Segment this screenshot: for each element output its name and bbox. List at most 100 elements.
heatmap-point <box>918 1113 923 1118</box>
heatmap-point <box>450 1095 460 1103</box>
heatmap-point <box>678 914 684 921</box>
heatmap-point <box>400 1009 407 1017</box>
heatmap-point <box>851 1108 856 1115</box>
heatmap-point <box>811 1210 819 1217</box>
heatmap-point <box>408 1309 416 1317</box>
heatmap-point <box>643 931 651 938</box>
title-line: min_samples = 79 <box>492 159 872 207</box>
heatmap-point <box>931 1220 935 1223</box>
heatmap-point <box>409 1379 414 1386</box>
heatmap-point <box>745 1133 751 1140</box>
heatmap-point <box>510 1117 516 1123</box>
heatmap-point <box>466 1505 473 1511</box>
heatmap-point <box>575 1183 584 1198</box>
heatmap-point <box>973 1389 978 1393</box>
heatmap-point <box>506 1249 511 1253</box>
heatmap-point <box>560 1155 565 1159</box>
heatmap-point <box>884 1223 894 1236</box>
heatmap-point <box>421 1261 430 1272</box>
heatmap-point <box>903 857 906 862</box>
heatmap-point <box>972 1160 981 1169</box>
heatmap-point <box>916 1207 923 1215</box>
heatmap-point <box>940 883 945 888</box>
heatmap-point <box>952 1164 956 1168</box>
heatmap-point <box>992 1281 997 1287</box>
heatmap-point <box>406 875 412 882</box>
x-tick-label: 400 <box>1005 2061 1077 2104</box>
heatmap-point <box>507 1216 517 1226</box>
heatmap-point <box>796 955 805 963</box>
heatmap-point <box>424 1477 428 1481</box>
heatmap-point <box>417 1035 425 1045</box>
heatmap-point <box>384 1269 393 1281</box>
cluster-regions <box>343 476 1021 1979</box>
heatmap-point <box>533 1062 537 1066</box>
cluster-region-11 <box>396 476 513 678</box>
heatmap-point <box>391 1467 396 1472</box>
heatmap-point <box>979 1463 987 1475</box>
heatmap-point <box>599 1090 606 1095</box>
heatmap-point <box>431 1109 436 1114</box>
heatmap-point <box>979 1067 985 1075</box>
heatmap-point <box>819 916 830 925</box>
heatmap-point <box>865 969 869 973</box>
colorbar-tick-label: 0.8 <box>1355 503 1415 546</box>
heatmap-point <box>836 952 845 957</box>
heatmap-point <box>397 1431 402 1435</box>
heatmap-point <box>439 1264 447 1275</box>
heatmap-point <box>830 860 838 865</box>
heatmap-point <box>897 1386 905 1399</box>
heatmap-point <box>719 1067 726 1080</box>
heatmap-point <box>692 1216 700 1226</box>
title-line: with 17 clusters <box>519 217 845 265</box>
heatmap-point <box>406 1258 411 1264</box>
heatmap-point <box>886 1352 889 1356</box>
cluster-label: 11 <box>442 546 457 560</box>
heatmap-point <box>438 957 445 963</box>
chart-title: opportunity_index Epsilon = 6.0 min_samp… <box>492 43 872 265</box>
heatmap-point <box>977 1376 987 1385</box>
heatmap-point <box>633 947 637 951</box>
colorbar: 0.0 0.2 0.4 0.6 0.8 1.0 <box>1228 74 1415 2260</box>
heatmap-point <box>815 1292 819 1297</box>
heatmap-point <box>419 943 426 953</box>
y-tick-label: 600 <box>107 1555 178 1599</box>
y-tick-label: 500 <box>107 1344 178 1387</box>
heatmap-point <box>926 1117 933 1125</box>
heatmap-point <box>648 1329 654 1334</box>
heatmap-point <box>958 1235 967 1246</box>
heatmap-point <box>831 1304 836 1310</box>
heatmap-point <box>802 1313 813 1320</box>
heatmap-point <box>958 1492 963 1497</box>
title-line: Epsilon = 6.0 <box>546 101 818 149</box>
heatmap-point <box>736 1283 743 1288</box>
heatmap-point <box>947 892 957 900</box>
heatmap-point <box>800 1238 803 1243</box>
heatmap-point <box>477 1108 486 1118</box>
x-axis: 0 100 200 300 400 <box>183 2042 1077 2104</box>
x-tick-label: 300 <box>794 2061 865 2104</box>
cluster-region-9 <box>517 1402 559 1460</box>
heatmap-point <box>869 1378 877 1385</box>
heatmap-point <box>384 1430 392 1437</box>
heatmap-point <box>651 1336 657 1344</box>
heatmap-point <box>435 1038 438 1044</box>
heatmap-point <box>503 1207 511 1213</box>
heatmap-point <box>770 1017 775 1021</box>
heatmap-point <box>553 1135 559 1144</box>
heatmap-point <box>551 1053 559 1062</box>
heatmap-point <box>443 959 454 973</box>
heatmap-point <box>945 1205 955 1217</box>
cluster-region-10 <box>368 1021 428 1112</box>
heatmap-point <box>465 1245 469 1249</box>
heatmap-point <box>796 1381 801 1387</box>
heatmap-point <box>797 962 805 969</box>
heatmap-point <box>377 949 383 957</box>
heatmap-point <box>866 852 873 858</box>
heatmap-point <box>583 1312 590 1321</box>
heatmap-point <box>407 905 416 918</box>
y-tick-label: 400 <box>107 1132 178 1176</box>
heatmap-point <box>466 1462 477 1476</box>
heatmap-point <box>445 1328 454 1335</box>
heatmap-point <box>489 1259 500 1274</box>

What to produce - Arrange the lines of the listing above as a numbered list, leaving out any blank lines.

Exercise output -
1. Segment this screenshot: for each element output its name and bbox. List at most 100 elements.
2. heatmap-point <box>918 1113 923 1118</box>
3. heatmap-point <box>450 1095 460 1103</box>
4. heatmap-point <box>678 914 684 921</box>
5. heatmap-point <box>400 1009 407 1017</box>
6. heatmap-point <box>851 1108 856 1115</box>
7. heatmap-point <box>811 1210 819 1217</box>
8. heatmap-point <box>408 1309 416 1317</box>
9. heatmap-point <box>643 931 651 938</box>
10. title-line: min_samples = 79 <box>492 159 872 207</box>
11. heatmap-point <box>931 1220 935 1223</box>
12. heatmap-point <box>409 1379 414 1386</box>
13. heatmap-point <box>745 1133 751 1140</box>
14. heatmap-point <box>510 1117 516 1123</box>
15. heatmap-point <box>466 1505 473 1511</box>
16. heatmap-point <box>575 1183 584 1198</box>
17. heatmap-point <box>973 1389 978 1393</box>
18. heatmap-point <box>506 1249 511 1253</box>
19. heatmap-point <box>560 1155 565 1159</box>
20. heatmap-point <box>884 1223 894 1236</box>
21. heatmap-point <box>421 1261 430 1272</box>
22. heatmap-point <box>903 857 906 862</box>
23. heatmap-point <box>972 1160 981 1169</box>
24. heatmap-point <box>916 1207 923 1215</box>
25. heatmap-point <box>940 883 945 888</box>
26. heatmap-point <box>952 1164 956 1168</box>
27. heatmap-point <box>992 1281 997 1287</box>
28. heatmap-point <box>406 875 412 882</box>
29. x-tick-label: 400 <box>1005 2061 1077 2104</box>
30. heatmap-point <box>507 1216 517 1226</box>
31. heatmap-point <box>796 955 805 963</box>
32. heatmap-point <box>424 1477 428 1481</box>
33. heatmap-point <box>417 1035 425 1045</box>
34. heatmap-point <box>384 1269 393 1281</box>
35. cluster-regions <box>343 476 1021 1979</box>
36. heatmap-point <box>533 1062 537 1066</box>
37. cluster-region-11 <box>396 476 513 678</box>
38. heatmap-point <box>391 1467 396 1472</box>
39. heatmap-point <box>979 1463 987 1475</box>
40. heatmap-point <box>599 1090 606 1095</box>
41. heatmap-point <box>431 1109 436 1114</box>
42. heatmap-point <box>979 1067 985 1075</box>
43. heatmap-point <box>819 916 830 925</box>
44. heatmap-point <box>865 969 869 973</box>
45. colorbar-tick-label: 0.8 <box>1355 503 1415 546</box>
46. heatmap-point <box>836 952 845 957</box>
47. heatmap-point <box>397 1431 402 1435</box>
48. heatmap-point <box>439 1264 447 1275</box>
49. heatmap-point <box>830 860 838 865</box>
50. heatmap-point <box>897 1386 905 1399</box>
51. heatmap-point <box>719 1067 726 1080</box>
52. heatmap-point <box>692 1216 700 1226</box>
53. title-line: with 17 clusters <box>519 217 845 265</box>
54. heatmap-point <box>406 1258 411 1264</box>
55. heatmap-point <box>886 1352 889 1356</box>
56. cluster-label: 11 <box>442 546 457 560</box>
57. heatmap-point <box>438 957 445 963</box>
58. chart-title: opportunity_index Epsilon = 6.0 min_samp… <box>492 43 872 265</box>
59. heatmap-point <box>977 1376 987 1385</box>
60. heatmap-point <box>633 947 637 951</box>
61. colorbar: 0.0 0.2 0.4 0.6 0.8 1.0 <box>1228 74 1415 2260</box>
62. heatmap-point <box>815 1292 819 1297</box>
63. heatmap-point <box>419 943 426 953</box>
64. y-tick-label: 600 <box>107 1555 178 1599</box>
65. y-tick-label: 500 <box>107 1344 178 1387</box>
66. heatmap-point <box>926 1117 933 1125</box>
67. heatmap-point <box>648 1329 654 1334</box>
68. heatmap-point <box>958 1235 967 1246</box>
69. heatmap-point <box>831 1304 836 1310</box>
70. heatmap-point <box>802 1313 813 1320</box>
71. heatmap-point <box>958 1492 963 1497</box>
72. title-line: Epsilon = 6.0 <box>546 101 818 149</box>
73. heatmap-point <box>736 1283 743 1288</box>
74. heatmap-point <box>947 892 957 900</box>
75. heatmap-point <box>800 1238 803 1243</box>
76. heatmap-point <box>477 1108 486 1118</box>
77. x-axis: 0 100 200 300 400 <box>183 2042 1077 2104</box>
78. x-tick-label: 300 <box>794 2061 865 2104</box>
79. cluster-region-9 <box>517 1402 559 1460</box>
80. heatmap-point <box>869 1378 877 1385</box>
81. heatmap-point <box>384 1430 392 1437</box>
82. heatmap-point <box>651 1336 657 1344</box>
83. heatmap-point <box>435 1038 438 1044</box>
84. heatmap-point <box>503 1207 511 1213</box>
85. heatmap-point <box>770 1017 775 1021</box>
86. heatmap-point <box>553 1135 559 1144</box>
87. heatmap-point <box>551 1053 559 1062</box>
88. heatmap-point <box>443 959 454 973</box>
89. heatmap-point <box>945 1205 955 1217</box>
90. cluster-region-10 <box>368 1021 428 1112</box>
91. heatmap-point <box>465 1245 469 1249</box>
92. heatmap-point <box>796 1381 801 1387</box>
93. heatmap-point <box>797 962 805 969</box>
94. heatmap-point <box>377 949 383 957</box>
95. heatmap-point <box>866 852 873 858</box>
96. heatmap-point <box>583 1312 590 1321</box>
97. heatmap-point <box>407 905 416 918</box>
98. y-tick-label: 400 <box>107 1132 178 1176</box>
99. heatmap-point <box>466 1462 477 1476</box>
100. heatmap-point <box>445 1328 454 1335</box>
101. heatmap-point <box>489 1259 500 1274</box>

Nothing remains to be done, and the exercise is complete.